Transcribe each record below word for word.

Figure collection entries:
↓↓↓

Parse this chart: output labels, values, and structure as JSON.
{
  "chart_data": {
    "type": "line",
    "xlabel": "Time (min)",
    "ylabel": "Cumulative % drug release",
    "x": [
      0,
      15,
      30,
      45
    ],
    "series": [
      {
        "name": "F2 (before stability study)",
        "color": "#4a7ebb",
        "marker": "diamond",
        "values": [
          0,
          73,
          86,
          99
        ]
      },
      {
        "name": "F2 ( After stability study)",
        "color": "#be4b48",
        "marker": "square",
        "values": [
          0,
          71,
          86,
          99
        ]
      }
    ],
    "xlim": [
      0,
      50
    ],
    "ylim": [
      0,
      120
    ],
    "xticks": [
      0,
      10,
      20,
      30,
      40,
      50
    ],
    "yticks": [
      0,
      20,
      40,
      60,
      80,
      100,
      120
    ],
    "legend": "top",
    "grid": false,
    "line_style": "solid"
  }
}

↑↑↑

▶ [Task result]
Parse this chart: output labels, values, and structure as JSON.
{
  "chart_data": {
    "type": "line",
    "xlabel": "Time (min)",
    "ylabel": "Cumulative % drug release",
    "x": [
      0,
      15,
      30,
      45
    ],
    "series": [
      {
        "name": "F2 (before stability study)",
        "color": "#4a7ebb",
        "marker": "diamond",
        "values": [
          0,
          73,
          86,
          99
        ]
      },
      {
        "name": "F2 ( After stability study)",
        "color": "#be4b48",
        "marker": "square",
        "values": [
          0,
          71,
          86,
          99
        ]
      }
    ],
    "xlim": [
      0,
      50
    ],
    "ylim": [
      0,
      120
    ],
    "xticks": [
      0,
      10,
      20,
      30,
      40,
      50
    ],
    "yticks": [
      0,
      20,
      40,
      60,
      80,
      100,
      120
    ],
    "legend": "top",
    "grid": false,
    "line_style": "solid"
  }
}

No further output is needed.